# [SHORT EXERCISE]
Tally the lines below that contain the word "proces", and give only that number.

___ MATERIAL FOR THIS TASK ___

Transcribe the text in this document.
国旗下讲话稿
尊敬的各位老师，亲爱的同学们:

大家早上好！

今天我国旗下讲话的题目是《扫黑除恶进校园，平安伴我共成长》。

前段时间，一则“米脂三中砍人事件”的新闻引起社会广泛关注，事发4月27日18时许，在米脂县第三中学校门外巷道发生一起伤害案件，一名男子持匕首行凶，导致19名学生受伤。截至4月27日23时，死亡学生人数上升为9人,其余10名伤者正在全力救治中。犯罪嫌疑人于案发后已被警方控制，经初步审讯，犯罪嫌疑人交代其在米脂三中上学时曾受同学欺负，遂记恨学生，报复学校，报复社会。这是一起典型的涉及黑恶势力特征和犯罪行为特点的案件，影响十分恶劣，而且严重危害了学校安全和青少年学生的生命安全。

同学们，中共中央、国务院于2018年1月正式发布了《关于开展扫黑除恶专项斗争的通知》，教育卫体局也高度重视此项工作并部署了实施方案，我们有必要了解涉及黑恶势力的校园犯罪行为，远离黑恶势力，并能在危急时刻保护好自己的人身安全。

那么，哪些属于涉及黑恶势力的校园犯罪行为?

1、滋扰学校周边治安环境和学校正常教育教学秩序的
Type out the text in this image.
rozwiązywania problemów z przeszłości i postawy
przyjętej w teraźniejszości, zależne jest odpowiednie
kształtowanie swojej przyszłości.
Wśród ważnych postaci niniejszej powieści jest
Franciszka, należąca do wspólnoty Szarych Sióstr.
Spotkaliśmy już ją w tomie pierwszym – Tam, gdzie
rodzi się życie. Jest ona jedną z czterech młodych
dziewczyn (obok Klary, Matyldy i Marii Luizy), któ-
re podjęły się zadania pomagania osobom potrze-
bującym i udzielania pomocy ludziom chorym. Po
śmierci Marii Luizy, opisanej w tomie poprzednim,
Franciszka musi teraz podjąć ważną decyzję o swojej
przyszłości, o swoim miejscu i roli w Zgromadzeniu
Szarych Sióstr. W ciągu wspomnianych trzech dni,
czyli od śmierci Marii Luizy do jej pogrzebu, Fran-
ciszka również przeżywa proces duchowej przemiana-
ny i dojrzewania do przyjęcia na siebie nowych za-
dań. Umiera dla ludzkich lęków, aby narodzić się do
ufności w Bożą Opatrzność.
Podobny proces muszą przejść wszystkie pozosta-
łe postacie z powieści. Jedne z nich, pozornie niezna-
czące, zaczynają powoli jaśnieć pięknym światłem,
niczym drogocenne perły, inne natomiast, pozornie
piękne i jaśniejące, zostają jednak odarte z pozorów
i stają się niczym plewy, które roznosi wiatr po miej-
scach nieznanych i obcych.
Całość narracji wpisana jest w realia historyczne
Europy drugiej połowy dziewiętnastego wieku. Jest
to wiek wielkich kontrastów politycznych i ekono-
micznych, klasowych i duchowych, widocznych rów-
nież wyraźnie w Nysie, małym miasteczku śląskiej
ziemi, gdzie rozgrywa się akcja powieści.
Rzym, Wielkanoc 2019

___

# [ANSWER TO THIS EXERCISE]
2